»»

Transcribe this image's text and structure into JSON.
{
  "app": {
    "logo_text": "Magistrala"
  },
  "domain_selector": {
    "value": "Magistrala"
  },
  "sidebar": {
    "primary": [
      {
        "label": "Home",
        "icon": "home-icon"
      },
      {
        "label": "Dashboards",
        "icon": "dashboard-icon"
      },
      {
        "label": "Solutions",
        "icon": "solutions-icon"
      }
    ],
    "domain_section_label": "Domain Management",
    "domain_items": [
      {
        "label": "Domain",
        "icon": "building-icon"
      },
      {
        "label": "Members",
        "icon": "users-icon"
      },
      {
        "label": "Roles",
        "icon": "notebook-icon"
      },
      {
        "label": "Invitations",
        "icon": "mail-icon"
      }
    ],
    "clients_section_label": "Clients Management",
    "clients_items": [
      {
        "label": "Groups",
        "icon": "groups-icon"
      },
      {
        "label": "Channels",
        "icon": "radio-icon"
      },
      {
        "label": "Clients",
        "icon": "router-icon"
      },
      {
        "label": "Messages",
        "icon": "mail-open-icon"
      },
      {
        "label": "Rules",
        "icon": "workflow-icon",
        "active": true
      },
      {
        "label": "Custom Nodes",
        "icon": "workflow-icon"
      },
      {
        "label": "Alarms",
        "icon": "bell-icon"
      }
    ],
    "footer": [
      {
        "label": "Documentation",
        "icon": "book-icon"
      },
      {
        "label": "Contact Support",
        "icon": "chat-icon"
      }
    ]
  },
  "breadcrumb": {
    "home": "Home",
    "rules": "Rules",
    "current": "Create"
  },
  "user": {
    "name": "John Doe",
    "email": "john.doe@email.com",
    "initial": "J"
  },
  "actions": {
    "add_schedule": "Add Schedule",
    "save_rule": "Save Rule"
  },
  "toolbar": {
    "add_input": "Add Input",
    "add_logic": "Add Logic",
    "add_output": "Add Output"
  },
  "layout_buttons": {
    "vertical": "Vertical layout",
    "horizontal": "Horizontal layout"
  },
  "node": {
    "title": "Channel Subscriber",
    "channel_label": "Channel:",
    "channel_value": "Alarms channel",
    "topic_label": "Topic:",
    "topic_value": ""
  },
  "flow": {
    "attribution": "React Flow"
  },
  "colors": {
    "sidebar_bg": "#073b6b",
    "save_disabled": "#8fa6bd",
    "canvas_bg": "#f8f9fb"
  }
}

««
»»

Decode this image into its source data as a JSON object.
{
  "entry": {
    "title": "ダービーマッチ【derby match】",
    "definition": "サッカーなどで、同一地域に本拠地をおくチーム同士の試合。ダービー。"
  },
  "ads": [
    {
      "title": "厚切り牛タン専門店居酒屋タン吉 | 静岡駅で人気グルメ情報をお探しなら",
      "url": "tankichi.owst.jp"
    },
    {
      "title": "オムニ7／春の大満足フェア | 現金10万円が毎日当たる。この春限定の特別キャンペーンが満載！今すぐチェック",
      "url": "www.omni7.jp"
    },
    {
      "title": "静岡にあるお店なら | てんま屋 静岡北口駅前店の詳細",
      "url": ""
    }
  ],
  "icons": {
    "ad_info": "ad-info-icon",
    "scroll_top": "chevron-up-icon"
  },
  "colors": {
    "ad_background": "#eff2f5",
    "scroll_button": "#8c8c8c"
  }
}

««

From the listing above, collect every line that mentions the word "into".

Transcribe this image's text and structure into JSON.
Decode this image into its source data as a JSON object.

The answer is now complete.